Requirements -
Quote the line containing "Decode this image" and all lines that follow it in the listing below, exactly as written.

────

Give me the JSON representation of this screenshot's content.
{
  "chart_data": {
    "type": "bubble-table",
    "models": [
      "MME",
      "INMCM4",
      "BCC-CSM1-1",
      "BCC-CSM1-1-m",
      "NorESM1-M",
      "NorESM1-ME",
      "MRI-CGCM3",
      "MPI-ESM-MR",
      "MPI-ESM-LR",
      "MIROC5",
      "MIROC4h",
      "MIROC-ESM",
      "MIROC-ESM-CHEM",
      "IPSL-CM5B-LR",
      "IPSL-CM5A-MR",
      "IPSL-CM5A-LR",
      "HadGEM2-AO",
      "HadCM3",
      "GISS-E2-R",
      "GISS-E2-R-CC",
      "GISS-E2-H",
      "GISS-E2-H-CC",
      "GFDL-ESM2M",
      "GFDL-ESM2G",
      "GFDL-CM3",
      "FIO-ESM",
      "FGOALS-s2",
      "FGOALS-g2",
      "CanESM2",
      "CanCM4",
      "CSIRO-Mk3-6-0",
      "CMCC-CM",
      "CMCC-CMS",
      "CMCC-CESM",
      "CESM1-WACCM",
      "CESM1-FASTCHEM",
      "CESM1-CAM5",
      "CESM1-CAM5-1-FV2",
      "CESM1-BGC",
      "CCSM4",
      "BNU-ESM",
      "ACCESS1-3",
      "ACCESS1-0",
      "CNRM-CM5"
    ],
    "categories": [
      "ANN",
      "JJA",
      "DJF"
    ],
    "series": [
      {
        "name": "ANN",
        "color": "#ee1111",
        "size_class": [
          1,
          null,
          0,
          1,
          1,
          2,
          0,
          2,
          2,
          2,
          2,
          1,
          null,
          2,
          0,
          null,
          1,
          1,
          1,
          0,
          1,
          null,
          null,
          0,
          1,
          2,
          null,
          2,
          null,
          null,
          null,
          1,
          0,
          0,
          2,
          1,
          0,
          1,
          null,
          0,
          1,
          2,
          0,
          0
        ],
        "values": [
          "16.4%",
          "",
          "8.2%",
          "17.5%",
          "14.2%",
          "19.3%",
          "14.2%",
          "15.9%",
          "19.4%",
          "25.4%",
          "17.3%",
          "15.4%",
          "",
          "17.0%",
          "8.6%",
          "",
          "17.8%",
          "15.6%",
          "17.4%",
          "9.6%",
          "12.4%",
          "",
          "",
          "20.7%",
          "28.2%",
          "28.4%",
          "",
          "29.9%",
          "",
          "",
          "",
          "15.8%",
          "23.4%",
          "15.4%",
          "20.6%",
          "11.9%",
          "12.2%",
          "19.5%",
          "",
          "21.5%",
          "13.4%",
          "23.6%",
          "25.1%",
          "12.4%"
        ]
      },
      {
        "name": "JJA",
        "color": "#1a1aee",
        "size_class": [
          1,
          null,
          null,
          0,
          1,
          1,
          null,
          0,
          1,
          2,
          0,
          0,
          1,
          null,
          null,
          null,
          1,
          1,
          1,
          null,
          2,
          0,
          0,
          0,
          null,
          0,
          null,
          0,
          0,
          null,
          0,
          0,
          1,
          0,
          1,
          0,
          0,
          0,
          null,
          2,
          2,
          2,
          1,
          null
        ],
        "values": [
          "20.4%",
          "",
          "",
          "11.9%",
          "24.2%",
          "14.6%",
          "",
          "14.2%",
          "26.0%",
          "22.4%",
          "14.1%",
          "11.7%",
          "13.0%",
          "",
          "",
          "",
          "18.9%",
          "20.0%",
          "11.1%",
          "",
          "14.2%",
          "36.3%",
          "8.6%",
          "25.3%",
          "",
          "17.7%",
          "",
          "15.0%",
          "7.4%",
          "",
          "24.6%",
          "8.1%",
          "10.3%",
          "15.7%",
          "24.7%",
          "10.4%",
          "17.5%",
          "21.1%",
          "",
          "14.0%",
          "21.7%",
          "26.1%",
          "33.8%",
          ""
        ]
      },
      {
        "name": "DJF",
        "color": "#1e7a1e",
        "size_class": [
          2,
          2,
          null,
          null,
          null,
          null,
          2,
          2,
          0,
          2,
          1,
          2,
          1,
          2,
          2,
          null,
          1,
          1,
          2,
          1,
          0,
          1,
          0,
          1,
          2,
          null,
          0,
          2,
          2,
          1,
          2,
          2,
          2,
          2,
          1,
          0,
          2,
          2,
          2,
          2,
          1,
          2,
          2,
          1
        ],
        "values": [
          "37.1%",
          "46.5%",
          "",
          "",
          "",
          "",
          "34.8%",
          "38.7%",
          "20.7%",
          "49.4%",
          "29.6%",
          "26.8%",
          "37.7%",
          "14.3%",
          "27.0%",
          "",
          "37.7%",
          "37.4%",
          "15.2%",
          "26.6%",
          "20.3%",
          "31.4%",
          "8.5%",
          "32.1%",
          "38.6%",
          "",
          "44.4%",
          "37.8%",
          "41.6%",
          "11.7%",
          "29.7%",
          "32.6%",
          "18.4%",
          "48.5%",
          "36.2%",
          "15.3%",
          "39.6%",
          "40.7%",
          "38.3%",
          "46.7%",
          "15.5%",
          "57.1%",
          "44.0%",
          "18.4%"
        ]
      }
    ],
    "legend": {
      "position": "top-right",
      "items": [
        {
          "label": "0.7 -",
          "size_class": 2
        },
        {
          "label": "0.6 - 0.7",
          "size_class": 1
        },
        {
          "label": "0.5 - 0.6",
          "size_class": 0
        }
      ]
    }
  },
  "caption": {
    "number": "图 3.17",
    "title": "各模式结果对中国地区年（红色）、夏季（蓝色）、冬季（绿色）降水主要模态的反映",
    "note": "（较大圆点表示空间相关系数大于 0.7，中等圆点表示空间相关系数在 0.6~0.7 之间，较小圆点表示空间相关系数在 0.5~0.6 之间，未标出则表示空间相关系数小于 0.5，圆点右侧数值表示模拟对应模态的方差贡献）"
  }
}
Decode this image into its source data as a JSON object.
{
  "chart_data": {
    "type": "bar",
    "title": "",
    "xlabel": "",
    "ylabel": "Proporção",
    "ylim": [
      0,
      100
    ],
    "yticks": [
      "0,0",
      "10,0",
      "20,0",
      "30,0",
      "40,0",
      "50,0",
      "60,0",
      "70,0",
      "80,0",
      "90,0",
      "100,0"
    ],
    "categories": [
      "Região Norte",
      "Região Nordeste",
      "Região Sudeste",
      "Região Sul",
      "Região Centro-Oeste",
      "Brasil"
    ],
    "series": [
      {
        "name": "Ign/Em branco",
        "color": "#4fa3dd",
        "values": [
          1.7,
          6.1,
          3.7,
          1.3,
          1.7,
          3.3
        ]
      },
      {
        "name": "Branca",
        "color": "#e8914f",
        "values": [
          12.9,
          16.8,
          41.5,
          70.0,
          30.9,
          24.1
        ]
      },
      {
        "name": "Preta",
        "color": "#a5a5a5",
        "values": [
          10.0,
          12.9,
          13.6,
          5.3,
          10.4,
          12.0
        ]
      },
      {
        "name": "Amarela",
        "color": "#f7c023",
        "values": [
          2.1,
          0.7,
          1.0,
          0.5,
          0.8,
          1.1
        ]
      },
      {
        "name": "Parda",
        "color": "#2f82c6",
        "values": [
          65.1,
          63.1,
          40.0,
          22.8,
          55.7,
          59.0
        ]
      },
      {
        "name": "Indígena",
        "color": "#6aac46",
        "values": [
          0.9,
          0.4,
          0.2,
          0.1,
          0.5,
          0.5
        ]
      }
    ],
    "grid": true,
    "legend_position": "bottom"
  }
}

────

Task response -
Decode this image into its source data as a JSON object.
{
  "chart_data": {
    "type": "bar",
    "title": "",
    "xlabel": "",
    "ylabel": "Proporção",
    "ylim": [
      0,
      100
    ],
    "yticks": [
      "0,0",
      "10,0",
      "20,0",
      "30,0",
      "40,0",
      "50,0",
      "60,0",
      "70,0",
      "80,0",
      "90,0",
      "100,0"
    ],
    "categories": [
      "Região Norte",
      "Região Nordeste",
      "Região Sudeste",
      "Região Sul",
      "Região Centro-Oeste",
      "Brasil"
    ],
    "series": [
      {
        "name": "Ign/Em branco",
        "color": "#4fa3dd",
        "values": [
          1.7,
          6.1,
          3.7,
          1.3,
          1.7,
          3.3
        ]
      },
      {
        "name": "Branca",
        "color": "#e8914f",
        "values": [
          12.9,
          16.8,
          41.5,
          70.0,
          30.9,
          24.1
        ]
      },
      {
        "name": "Preta",
        "color": "#a5a5a5",
        "values": [
          10.0,
          12.9,
          13.6,
          5.3,
          10.4,
          12.0
        ]
      },
      {
        "name": "Amarela",
        "color": "#f7c023",
        "values": [
          2.1,
          0.7,
          1.0,
          0.5,
          0.8,
          1.1
        ]
      },
      {
        "name": "Parda",
        "color": "#2f82c6",
        "values": [
          65.1,
          63.1,
          40.0,
          22.8,
          55.7,
          59.0
        ]
      },
      {
        "name": "Indígena",
        "color": "#6aac46",
        "values": [
          0.9,
          0.4,
          0.2,
          0.1,
          0.5,
          0.5
        ]
      }
    ],
    "grid": true,
    "legend_position": "bottom"
  }
}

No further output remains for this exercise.